Your goal - Transcribe all the records exactly and omit any images they hold.

##############################

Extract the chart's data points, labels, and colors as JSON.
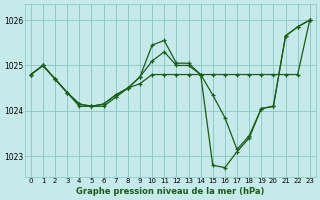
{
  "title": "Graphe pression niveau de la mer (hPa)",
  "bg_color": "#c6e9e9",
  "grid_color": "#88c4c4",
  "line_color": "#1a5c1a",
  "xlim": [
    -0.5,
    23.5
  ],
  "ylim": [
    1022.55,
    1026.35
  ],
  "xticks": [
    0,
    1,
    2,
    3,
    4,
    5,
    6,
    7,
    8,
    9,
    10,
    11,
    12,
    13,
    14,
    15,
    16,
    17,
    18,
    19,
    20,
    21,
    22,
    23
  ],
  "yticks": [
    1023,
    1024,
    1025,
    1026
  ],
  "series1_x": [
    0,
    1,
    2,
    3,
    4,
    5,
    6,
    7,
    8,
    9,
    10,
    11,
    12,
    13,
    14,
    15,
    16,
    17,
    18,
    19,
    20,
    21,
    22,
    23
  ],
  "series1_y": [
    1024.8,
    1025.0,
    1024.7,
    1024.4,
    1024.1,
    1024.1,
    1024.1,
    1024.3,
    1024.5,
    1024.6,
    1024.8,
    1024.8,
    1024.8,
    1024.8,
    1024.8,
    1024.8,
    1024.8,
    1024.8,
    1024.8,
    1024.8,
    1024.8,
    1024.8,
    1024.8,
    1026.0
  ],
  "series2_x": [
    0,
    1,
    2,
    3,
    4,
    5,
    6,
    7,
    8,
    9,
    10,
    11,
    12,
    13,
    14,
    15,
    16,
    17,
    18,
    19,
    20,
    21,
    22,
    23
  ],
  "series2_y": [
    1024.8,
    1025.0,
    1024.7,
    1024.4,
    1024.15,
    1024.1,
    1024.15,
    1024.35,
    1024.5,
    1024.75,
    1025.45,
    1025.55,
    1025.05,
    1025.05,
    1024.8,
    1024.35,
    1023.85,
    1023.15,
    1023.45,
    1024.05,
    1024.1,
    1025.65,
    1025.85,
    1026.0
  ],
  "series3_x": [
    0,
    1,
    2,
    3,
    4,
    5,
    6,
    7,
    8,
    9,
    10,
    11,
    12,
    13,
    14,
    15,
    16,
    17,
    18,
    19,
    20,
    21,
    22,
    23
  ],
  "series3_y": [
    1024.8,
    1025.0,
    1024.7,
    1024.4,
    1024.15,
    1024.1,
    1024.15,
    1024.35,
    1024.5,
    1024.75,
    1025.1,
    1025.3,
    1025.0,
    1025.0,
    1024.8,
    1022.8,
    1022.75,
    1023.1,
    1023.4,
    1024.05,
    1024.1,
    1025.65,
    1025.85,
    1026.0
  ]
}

##############################

Answer below -
Extract the chart's data points, labels, and colors as JSON.
{
  "title": "Graphe pression niveau de la mer (hPa)",
  "bg_color": "#c6e9e9",
  "grid_color": "#88c4c4",
  "line_color": "#1a5c1a",
  "xlim": [
    -0.5,
    23.5
  ],
  "ylim": [
    1022.55,
    1026.35
  ],
  "xticks": [
    0,
    1,
    2,
    3,
    4,
    5,
    6,
    7,
    8,
    9,
    10,
    11,
    12,
    13,
    14,
    15,
    16,
    17,
    18,
    19,
    20,
    21,
    22,
    23
  ],
  "yticks": [
    1023,
    1024,
    1025,
    1026
  ],
  "series1_x": [
    0,
    1,
    2,
    3,
    4,
    5,
    6,
    7,
    8,
    9,
    10,
    11,
    12,
    13,
    14,
    15,
    16,
    17,
    18,
    19,
    20,
    21,
    22,
    23
  ],
  "series1_y": [
    1024.8,
    1025.0,
    1024.7,
    1024.4,
    1024.1,
    1024.1,
    1024.1,
    1024.3,
    1024.5,
    1024.6,
    1024.8,
    1024.8,
    1024.8,
    1024.8,
    1024.8,
    1024.8,
    1024.8,
    1024.8,
    1024.8,
    1024.8,
    1024.8,
    1024.8,
    1024.8,
    1026.0
  ],
  "series2_x": [
    0,
    1,
    2,
    3,
    4,
    5,
    6,
    7,
    8,
    9,
    10,
    11,
    12,
    13,
    14,
    15,
    16,
    17,
    18,
    19,
    20,
    21,
    22,
    23
  ],
  "series2_y": [
    1024.8,
    1025.0,
    1024.7,
    1024.4,
    1024.15,
    1024.1,
    1024.15,
    1024.35,
    1024.5,
    1024.75,
    1025.45,
    1025.55,
    1025.05,
    1025.05,
    1024.8,
    1024.35,
    1023.85,
    1023.15,
    1023.45,
    1024.05,
    1024.1,
    1025.65,
    1025.85,
    1026.0
  ],
  "series3_x": [
    0,
    1,
    2,
    3,
    4,
    5,
    6,
    7,
    8,
    9,
    10,
    11,
    12,
    13,
    14,
    15,
    16,
    17,
    18,
    19,
    20,
    21,
    22,
    23
  ],
  "series3_y": [
    1024.8,
    1025.0,
    1024.7,
    1024.4,
    1024.15,
    1024.1,
    1024.15,
    1024.35,
    1024.5,
    1024.75,
    1025.1,
    1025.3,
    1025.0,
    1025.0,
    1024.8,
    1022.8,
    1022.75,
    1023.1,
    1023.4,
    1024.05,
    1024.1,
    1025.65,
    1025.85,
    1026.0
  ]
}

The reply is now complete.